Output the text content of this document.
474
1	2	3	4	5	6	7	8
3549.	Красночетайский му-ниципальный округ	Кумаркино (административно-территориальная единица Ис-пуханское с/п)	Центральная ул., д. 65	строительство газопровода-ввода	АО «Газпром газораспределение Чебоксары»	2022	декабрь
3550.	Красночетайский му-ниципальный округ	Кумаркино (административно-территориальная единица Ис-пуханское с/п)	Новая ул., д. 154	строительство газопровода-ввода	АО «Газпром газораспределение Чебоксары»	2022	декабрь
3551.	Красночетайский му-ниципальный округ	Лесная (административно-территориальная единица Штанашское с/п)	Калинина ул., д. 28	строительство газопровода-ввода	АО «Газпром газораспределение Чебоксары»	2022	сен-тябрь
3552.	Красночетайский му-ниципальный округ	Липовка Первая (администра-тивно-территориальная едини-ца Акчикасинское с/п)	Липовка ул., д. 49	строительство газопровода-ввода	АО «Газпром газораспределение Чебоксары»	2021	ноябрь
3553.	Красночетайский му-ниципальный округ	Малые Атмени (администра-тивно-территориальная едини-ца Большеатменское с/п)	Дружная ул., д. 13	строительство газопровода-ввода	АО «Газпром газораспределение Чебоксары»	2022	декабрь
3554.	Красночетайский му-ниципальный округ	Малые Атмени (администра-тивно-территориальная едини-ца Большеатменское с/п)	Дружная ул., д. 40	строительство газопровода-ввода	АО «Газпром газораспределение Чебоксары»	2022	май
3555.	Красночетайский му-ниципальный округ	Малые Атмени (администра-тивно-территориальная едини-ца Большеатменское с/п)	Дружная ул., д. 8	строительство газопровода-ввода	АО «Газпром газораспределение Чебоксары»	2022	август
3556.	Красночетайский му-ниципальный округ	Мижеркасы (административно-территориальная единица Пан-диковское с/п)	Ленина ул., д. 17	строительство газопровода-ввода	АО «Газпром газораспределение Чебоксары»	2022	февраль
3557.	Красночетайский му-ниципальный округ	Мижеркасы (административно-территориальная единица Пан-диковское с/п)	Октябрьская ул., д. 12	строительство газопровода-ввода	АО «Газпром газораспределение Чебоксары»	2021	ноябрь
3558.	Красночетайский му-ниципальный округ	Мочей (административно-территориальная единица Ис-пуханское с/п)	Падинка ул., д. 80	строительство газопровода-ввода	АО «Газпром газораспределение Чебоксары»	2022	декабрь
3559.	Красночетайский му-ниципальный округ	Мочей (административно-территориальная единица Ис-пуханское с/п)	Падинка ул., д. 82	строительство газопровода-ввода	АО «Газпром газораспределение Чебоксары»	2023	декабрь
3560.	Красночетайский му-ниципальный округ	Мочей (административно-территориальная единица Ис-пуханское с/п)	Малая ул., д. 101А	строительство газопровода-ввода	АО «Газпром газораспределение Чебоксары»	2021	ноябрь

********************

**Problem to work on**
From the entries, report each line that includes the word "диковское".

**Written reply**
3556.	Красночетайский му-ниципальный округ	Мижеркасы (административно-территориальная единица Пан-диковское с/п)	Ленина ул., д. 17	строительство газопровода-ввода	АО «Газпром газораспределение Чебоксары»	2022	февраль
3557.	Красночетайский му-ниципальный округ	Мижеркасы (административно-территориальная единица Пан-диковское с/п)	Октябрьская ул., д. 12	строительство газопровода-ввода	АО «Газпром газораспределение Чебоксары»	2021	ноябрь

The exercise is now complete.